• _Task input_
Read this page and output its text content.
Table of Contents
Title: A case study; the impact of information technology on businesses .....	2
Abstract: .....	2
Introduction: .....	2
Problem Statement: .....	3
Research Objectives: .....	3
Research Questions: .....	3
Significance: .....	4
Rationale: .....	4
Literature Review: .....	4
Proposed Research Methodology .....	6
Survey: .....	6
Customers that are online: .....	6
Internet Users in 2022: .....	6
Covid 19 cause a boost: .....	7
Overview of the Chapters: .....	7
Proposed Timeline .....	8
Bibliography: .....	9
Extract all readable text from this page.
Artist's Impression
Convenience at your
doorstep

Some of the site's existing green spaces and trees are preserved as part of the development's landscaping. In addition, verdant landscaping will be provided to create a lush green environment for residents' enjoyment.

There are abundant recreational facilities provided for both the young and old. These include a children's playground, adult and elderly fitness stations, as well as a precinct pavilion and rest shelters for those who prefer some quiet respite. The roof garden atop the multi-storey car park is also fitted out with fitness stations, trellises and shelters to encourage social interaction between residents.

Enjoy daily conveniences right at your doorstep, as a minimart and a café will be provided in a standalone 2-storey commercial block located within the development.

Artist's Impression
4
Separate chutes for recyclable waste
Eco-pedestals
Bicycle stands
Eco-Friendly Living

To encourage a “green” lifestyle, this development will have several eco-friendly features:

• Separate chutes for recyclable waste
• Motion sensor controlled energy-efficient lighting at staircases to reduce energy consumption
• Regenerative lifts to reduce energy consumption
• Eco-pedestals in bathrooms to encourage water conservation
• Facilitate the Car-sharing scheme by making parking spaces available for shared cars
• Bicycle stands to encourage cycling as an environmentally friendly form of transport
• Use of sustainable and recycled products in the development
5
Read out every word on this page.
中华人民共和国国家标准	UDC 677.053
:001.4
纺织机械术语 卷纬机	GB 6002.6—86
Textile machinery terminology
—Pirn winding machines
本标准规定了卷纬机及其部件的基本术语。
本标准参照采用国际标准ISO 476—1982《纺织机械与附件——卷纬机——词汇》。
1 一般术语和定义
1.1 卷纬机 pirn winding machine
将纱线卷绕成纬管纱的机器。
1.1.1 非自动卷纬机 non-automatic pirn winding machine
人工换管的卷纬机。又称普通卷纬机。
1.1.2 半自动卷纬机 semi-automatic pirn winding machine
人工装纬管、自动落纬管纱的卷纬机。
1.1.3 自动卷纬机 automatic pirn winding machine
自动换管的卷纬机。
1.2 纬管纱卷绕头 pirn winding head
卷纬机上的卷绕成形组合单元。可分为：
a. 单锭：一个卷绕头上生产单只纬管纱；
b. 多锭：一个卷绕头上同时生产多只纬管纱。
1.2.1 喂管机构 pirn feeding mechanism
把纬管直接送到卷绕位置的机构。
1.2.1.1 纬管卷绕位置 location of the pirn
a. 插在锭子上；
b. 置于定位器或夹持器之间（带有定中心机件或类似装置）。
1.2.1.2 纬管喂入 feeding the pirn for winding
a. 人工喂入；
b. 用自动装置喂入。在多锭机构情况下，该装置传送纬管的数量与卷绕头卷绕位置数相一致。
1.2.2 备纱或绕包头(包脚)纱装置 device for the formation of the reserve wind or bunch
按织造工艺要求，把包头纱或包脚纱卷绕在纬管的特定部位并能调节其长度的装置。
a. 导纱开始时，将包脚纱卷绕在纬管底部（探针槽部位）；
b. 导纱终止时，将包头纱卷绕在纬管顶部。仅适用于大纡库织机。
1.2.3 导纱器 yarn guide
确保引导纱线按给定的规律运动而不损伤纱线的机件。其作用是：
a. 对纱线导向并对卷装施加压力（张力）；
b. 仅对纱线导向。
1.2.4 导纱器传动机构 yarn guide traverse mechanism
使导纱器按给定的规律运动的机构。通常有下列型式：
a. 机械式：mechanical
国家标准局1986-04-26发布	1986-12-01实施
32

• _Set exercise_
Report how many lines above hold the string "mechanism", giving nothing but the number.

• _Task output_
2